Direction:
The listing must be reproduced in full, exactly as it stands.

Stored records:

[start]

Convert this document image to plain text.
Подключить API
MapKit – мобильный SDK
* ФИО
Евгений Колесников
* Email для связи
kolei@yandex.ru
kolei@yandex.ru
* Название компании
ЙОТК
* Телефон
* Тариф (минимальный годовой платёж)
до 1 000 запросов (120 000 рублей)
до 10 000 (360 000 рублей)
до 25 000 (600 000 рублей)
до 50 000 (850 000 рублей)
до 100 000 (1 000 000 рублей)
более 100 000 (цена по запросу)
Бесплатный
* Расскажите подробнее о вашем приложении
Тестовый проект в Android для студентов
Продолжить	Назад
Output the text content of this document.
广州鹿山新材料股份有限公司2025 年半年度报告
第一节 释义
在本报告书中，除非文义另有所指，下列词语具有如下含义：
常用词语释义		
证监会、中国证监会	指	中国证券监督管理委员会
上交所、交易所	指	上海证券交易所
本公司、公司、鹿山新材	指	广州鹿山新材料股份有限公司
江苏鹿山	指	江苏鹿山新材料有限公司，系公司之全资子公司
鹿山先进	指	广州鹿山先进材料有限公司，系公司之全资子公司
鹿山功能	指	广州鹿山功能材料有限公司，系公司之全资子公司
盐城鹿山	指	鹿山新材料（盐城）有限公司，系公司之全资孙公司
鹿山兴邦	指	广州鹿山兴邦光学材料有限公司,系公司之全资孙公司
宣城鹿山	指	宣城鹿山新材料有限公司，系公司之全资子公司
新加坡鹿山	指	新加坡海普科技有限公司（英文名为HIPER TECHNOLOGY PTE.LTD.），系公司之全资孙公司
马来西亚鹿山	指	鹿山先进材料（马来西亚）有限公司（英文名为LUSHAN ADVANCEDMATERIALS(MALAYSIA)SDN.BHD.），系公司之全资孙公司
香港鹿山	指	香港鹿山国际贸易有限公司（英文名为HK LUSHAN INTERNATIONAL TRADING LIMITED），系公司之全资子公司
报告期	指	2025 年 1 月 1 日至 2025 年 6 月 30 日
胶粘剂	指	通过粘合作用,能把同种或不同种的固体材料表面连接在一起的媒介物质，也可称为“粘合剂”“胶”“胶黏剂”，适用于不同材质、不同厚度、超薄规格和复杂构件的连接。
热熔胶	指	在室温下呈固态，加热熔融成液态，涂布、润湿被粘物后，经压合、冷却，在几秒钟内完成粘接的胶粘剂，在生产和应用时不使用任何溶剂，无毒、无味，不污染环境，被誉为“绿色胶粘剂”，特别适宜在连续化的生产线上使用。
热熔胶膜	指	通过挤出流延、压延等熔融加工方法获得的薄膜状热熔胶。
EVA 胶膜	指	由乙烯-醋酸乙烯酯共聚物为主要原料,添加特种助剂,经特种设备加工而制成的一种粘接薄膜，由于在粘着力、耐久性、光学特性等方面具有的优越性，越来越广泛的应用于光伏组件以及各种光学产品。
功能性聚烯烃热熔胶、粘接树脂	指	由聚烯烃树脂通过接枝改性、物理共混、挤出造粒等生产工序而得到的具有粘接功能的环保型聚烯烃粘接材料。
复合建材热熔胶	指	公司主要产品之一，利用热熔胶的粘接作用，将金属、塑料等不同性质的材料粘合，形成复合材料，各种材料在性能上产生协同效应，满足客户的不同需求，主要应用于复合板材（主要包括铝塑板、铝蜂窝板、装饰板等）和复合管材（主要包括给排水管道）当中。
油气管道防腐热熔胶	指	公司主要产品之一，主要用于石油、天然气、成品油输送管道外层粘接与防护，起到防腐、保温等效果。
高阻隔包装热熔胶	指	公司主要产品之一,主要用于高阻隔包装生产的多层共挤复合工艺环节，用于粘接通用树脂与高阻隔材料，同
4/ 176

[end]

Response to the task:
Convert this document image to plain text.
Подключить API
MapKit – мобильный SDK
* ФИО
Евгений Колесников
* Email для связи
kolei@yandex.ru
kolei@yandex.ru
* Название компании
ЙОТК
* Телефон
* Тариф (минимальный годовой платёж)
до 1 000 запросов (120 000 рублей)
до 10 000 (360 000 рублей)
до 25 000 (600 000 рублей)
до 50 000 (850 000 рублей)
до 100 000 (1 000 000 рублей)
более 100 000 (цена по запросу)
Бесплатный
* Расскажите подробнее о вашем приложении
Тестовый проект в Android для студентов
Продолжить	Назад
Output the text content of this document.
广州鹿山新材料股份有限公司2025 年半年度报告
第一节 释义
在本报告书中，除非文义另有所指，下列词语具有如下含义：
常用词语释义		
证监会、中国证监会	指	中国证券监督管理委员会
上交所、交易所	指	上海证券交易所
本公司、公司、鹿山新材	指	广州鹿山新材料股份有限公司
江苏鹿山	指	江苏鹿山新材料有限公司，系公司之全资子公司
鹿山先进	指	广州鹿山先进材料有限公司，系公司之全资子公司
鹿山功能	指	广州鹿山功能材料有限公司，系公司之全资子公司
盐城鹿山	指	鹿山新材料（盐城）有限公司，系公司之全资孙公司
鹿山兴邦	指	广州鹿山兴邦光学材料有限公司,系公司之全资孙公司
宣城鹿山	指	宣城鹿山新材料有限公司，系公司之全资子公司
新加坡鹿山	指	新加坡海普科技有限公司（英文名为HIPER TECHNOLOGY PTE.LTD.），系公司之全资孙公司
马来西亚鹿山	指	鹿山先进材料（马来西亚）有限公司（英文名为LUSHAN ADVANCEDMATERIALS(MALAYSIA)SDN.BHD.），系公司之全资孙公司
香港鹿山	指	香港鹿山国际贸易有限公司（英文名为HK LUSHAN INTERNATIONAL TRADING LIMITED），系公司之全资子公司
报告期	指	2025 年 1 月 1 日至 2025 年 6 月 30 日
胶粘剂	指	通过粘合作用,能把同种或不同种的固体材料表面连接在一起的媒介物质，也可称为“粘合剂”“胶”“胶黏剂”，适用于不同材质、不同厚度、超薄规格和复杂构件的连接。
热熔胶	指	在室温下呈固态，加热熔融成液态，涂布、润湿被粘物后，经压合、冷却，在几秒钟内完成粘接的胶粘剂，在生产和应用时不使用任何溶剂，无毒、无味，不污染环境，被誉为“绿色胶粘剂”，特别适宜在连续化的生产线上使用。
热熔胶膜	指	通过挤出流延、压延等熔融加工方法获得的薄膜状热熔胶。
EVA 胶膜	指	由乙烯-醋酸乙烯酯共聚物为主要原料,添加特种助剂,经特种设备加工而制成的一种粘接薄膜，由于在粘着力、耐久性、光学特性等方面具有的优越性，越来越广泛的应用于光伏组件以及各种光学产品。
功能性聚烯烃热熔胶、粘接树脂	指	由聚烯烃树脂通过接枝改性、物理共混、挤出造粒等生产工序而得到的具有粘接功能的环保型聚烯烃粘接材料。
复合建材热熔胶	指	公司主要产品之一，利用热熔胶的粘接作用，将金属、塑料等不同性质的材料粘合，形成复合材料，各种材料在性能上产生协同效应，满足客户的不同需求，主要应用于复合板材（主要包括铝塑板、铝蜂窝板、装饰板等）和复合管材（主要包括给排水管道）当中。
油气管道防腐热熔胶	指	公司主要产品之一，主要用于石油、天然气、成品油输送管道外层粘接与防护，起到防腐、保温等效果。
高阻隔包装热熔胶	指	公司主要产品之一,主要用于高阻隔包装生产的多层共挤复合工艺环节，用于粘接通用树脂与高阻隔材料，同
4/ 176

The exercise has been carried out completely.